[Dataset entries]
%%
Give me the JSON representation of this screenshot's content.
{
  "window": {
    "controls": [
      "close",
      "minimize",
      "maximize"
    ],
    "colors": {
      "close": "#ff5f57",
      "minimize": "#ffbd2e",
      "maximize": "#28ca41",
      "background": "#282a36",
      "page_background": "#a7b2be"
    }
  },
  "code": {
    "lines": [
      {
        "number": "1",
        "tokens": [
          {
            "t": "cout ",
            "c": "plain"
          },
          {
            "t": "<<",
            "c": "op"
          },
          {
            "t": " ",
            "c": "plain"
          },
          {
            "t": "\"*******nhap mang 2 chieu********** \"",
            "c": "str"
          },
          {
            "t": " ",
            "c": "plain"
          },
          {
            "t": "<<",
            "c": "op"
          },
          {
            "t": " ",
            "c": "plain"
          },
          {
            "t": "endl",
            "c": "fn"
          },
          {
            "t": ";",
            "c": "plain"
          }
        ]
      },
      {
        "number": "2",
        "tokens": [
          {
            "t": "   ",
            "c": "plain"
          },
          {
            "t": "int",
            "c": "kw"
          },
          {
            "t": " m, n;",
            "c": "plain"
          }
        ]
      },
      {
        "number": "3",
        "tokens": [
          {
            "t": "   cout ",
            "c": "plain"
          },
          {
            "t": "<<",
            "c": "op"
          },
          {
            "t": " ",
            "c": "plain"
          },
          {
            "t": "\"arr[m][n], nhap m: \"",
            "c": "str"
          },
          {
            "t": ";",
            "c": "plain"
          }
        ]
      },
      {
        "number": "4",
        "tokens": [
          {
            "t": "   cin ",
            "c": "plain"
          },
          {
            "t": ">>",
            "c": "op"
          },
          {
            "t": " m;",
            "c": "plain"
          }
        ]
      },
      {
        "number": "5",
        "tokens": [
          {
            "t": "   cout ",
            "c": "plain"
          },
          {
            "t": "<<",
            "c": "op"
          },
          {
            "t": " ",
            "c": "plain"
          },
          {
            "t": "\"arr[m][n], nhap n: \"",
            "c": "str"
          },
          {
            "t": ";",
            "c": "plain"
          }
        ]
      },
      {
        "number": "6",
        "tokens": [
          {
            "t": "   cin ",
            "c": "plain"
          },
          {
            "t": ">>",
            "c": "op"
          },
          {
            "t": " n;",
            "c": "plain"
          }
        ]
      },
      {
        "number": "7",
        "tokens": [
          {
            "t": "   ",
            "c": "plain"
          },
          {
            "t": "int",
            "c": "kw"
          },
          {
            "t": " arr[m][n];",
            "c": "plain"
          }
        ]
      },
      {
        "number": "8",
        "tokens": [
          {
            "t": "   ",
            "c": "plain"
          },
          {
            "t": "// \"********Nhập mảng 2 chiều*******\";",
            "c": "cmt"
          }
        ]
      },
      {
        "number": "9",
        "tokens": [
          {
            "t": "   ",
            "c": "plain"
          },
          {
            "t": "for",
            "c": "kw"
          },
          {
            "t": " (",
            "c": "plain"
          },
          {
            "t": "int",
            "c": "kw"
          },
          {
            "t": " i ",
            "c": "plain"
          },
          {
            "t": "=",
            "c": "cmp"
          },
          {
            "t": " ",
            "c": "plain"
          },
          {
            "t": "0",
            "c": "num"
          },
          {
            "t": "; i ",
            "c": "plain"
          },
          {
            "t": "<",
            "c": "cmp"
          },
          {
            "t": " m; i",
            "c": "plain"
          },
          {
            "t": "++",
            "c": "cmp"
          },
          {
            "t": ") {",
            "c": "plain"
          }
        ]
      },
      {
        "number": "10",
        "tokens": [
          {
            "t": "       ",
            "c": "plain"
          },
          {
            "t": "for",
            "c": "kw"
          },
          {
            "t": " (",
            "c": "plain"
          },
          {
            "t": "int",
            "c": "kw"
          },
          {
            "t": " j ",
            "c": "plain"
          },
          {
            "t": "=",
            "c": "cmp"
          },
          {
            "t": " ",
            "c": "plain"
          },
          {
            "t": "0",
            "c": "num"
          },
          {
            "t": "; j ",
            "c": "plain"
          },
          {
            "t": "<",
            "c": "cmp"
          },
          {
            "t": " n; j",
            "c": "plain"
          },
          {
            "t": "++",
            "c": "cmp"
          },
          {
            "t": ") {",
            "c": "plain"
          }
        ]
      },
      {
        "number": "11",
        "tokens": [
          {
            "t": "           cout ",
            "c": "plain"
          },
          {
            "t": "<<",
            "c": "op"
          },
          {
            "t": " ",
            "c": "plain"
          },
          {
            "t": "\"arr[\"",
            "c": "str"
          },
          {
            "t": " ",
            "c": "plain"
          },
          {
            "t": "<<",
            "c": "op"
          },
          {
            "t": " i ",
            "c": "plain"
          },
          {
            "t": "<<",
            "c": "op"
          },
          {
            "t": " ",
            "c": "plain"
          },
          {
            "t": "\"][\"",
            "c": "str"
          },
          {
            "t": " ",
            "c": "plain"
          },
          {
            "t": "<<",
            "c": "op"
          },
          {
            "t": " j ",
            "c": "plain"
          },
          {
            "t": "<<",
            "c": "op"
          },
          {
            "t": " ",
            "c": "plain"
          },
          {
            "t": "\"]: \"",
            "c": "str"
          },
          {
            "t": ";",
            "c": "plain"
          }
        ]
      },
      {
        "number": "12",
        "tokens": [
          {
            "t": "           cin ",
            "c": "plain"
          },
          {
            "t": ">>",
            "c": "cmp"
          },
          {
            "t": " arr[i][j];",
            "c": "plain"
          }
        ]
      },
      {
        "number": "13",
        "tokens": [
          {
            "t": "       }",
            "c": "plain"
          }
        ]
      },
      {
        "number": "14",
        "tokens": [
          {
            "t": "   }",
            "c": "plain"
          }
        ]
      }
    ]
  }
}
%%
Copy all the records above exactly, missing none.

Give me the JSON representation of this screenshot's content.
{
  "window": {
    "controls": [
      "close",
      "minimize",
      "maximize"
    ],
    "colors": {
      "close": "#ff5f57",
      "minimize": "#ffbd2e",
      "maximize": "#28ca41",
      "background": "#282a36",
      "page_background": "#a7b2be"
    }
  },
  "code": {
    "lines": [
      {
        "number": "1",
        "tokens": [
          {
            "t": "cout ",
            "c": "plain"
          },
          {
            "t": "<<",
            "c": "op"
          },
          {
            "t": " ",
            "c": "plain"
          },
          {
            "t": "\"*******nhap mang 2 chieu********** \"",
            "c": "str"
          },
          {
            "t": " ",
            "c": "plain"
          },
          {
            "t": "<<",
            "c": "op"
          },
          {
            "t": " ",
            "c": "plain"
          },
          {
            "t": "endl",
            "c": "fn"
          },
          {
            "t": ";",
            "c": "plain"
          }
        ]
      },
      {
        "number": "2",
        "tokens": [
          {
            "t": "   ",
            "c": "plain"
          },
          {
            "t": "int",
            "c": "kw"
          },
          {
            "t": " m, n;",
            "c": "plain"
          }
        ]
      },
      {
        "number": "3",
        "tokens": [
          {
            "t": "   cout ",
            "c": "plain"
          },
          {
            "t": "<<",
            "c": "op"
          },
          {
            "t": " ",
            "c": "plain"
          },
          {
            "t": "\"arr[m][n], nhap m: \"",
            "c": "str"
          },
          {
            "t": ";",
            "c": "plain"
          }
        ]
      },
      {
        "number": "4",
        "tokens": [
          {
            "t": "   cin ",
            "c": "plain"
          },
          {
            "t": ">>",
            "c": "op"
          },
          {
            "t": " m;",
            "c": "plain"
          }
        ]
      },
      {
        "number": "5",
        "tokens": [
          {
            "t": "   cout ",
            "c": "plain"
          },
          {
            "t": "<<",
            "c": "op"
          },
          {
            "t": " ",
            "c": "plain"
          },
          {
            "t": "\"arr[m][n], nhap n: \"",
            "c": "str"
          },
          {
            "t": ";",
            "c": "plain"
          }
        ]
      },
      {
        "number": "6",
        "tokens": [
          {
            "t": "   cin ",
            "c": "plain"
          },
          {
            "t": ">>",
            "c": "op"
          },
          {
            "t": " n;",
            "c": "plain"
          }
        ]
      },
      {
        "number": "7",
        "tokens": [
          {
            "t": "   ",
            "c": "plain"
          },
          {
            "t": "int",
            "c": "kw"
          },
          {
            "t": " arr[m][n];",
            "c": "plain"
          }
        ]
      },
      {
        "number": "8",
        "tokens": [
          {
            "t": "   ",
            "c": "plain"
          },
          {
            "t": "// \"********Nhập mảng 2 chiều*******\";",
            "c": "cmt"
          }
        ]
      },
      {
        "number": "9",
        "tokens": [
          {
            "t": "   ",
            "c": "plain"
          },
          {
            "t": "for",
            "c": "kw"
          },
          {
            "t": " (",
            "c": "plain"
          },
          {
            "t": "int",
            "c": "kw"
          },
          {
            "t": " i ",
            "c": "plain"
          },
          {
            "t": "=",
            "c": "cmp"
          },
          {
            "t": " ",
            "c": "plain"
          },
          {
            "t": "0",
            "c": "num"
          },
          {
            "t": "; i ",
            "c": "plain"
          },
          {
            "t": "<",
            "c": "cmp"
          },
          {
            "t": " m; i",
            "c": "plain"
          },
          {
            "t": "++",
            "c": "cmp"
          },
          {
            "t": ") {",
            "c": "plain"
          }
        ]
      },
      {
        "number": "10",
        "tokens": [
          {
            "t": "       ",
            "c": "plain"
          },
          {
            "t": "for",
            "c": "kw"
          },
          {
            "t": " (",
            "c": "plain"
          },
          {
            "t": "int",
            "c": "kw"
          },
          {
            "t": " j ",
            "c": "plain"
          },
          {
            "t": "=",
            "c": "cmp"
          },
          {
            "t": " ",
            "c": "plain"
          },
          {
            "t": "0",
            "c": "num"
          },
          {
            "t": "; j ",
            "c": "plain"
          },
          {
            "t": "<",
            "c": "cmp"
          },
          {
            "t": " n; j",
            "c": "plain"
          },
          {
            "t": "++",
            "c": "cmp"
          },
          {
            "t": ") {",
            "c": "plain"
          }
        ]
      },
      {
        "number": "11",
        "tokens": [
          {
            "t": "           cout ",
            "c": "plain"
          },
          {
            "t": "<<",
            "c": "op"
          },
          {
            "t": " ",
            "c": "plain"
          },
          {
            "t": "\"arr[\"",
            "c": "str"
          },
          {
            "t": " ",
            "c": "plain"
          },
          {
            "t": "<<",
            "c": "op"
          },
          {
            "t": " i ",
            "c": "plain"
          },
          {
            "t": "<<",
            "c": "op"
          },
          {
            "t": " ",
            "c": "plain"
          },
          {
            "t": "\"][\"",
            "c": "str"
          },
          {
            "t": " ",
            "c": "plain"
          },
          {
            "t": "<<",
            "c": "op"
          },
          {
            "t": " j ",
            "c": "plain"
          },
          {
            "t": "<<",
            "c": "op"
          },
          {
            "t": " ",
            "c": "plain"
          },
          {
            "t": "\"]: \"",
            "c": "str"
          },
          {
            "t": ";",
            "c": "plain"
          }
        ]
      },
      {
        "number": "12",
        "tokens": [
          {
            "t": "           cin ",
            "c": "plain"
          },
          {
            "t": ">>",
            "c": "cmp"
          },
          {
            "t": " arr[i][j];",
            "c": "plain"
          }
        ]
      },
      {
        "number": "13",
        "tokens": [
          {
            "t": "       }",
            "c": "plain"
          }
        ]
      },
      {
        "number": "14",
        "tokens": [
          {
            "t": "   }",
            "c": "plain"
          }
        ]
      }
    ]
  }
}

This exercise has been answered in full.